=== EXERCISE PROMPT ===
Copy every line in the records below that contains the word "here".

=== DATA RECORDS ===
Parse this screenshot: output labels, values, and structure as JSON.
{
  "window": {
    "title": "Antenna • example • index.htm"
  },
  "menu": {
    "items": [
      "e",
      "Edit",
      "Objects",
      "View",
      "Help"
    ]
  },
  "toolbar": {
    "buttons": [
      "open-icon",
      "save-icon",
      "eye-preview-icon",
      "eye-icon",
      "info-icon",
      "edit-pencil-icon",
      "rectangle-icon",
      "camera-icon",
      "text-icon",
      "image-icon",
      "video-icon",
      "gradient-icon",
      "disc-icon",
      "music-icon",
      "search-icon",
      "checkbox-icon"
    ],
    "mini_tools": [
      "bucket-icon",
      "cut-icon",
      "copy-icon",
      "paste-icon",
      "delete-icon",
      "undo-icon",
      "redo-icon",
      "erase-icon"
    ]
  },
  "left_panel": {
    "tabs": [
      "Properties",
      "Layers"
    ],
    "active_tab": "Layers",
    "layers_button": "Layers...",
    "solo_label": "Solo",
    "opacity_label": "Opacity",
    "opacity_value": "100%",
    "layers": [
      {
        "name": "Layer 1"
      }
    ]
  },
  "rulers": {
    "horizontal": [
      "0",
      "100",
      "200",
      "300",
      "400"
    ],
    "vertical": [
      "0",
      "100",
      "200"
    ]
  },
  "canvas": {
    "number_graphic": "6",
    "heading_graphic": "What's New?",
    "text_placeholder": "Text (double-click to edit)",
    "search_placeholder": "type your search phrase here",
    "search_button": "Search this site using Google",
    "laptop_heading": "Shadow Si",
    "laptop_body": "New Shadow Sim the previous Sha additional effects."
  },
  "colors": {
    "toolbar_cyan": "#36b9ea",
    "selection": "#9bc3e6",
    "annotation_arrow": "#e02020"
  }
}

---

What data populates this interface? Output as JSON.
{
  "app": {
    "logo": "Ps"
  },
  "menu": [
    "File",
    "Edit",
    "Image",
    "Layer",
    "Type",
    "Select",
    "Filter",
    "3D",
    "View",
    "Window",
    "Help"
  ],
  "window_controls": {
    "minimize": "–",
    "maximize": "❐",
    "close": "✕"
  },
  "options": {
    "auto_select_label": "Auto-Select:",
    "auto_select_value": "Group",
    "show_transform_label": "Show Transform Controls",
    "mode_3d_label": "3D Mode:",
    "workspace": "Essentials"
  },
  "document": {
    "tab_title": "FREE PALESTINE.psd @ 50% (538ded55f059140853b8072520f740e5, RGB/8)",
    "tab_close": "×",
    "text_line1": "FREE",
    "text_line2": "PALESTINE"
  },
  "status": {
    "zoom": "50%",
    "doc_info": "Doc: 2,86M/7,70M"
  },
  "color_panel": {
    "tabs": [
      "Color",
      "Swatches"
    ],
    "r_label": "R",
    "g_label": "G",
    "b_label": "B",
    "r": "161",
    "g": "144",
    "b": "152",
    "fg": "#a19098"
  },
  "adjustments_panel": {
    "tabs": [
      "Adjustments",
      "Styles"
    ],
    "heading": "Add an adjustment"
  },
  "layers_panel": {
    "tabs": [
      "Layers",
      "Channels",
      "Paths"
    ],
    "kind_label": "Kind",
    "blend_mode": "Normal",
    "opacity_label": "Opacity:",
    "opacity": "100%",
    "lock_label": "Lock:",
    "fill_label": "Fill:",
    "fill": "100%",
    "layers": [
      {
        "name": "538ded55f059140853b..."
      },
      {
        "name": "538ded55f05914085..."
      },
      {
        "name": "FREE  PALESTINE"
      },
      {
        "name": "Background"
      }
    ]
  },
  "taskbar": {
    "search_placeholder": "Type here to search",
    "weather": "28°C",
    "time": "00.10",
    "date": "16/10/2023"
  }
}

=== WORKED ANSWER ===
    "search_placeholder": "type your search phrase here",
    "search_placeholder": "Type here to search",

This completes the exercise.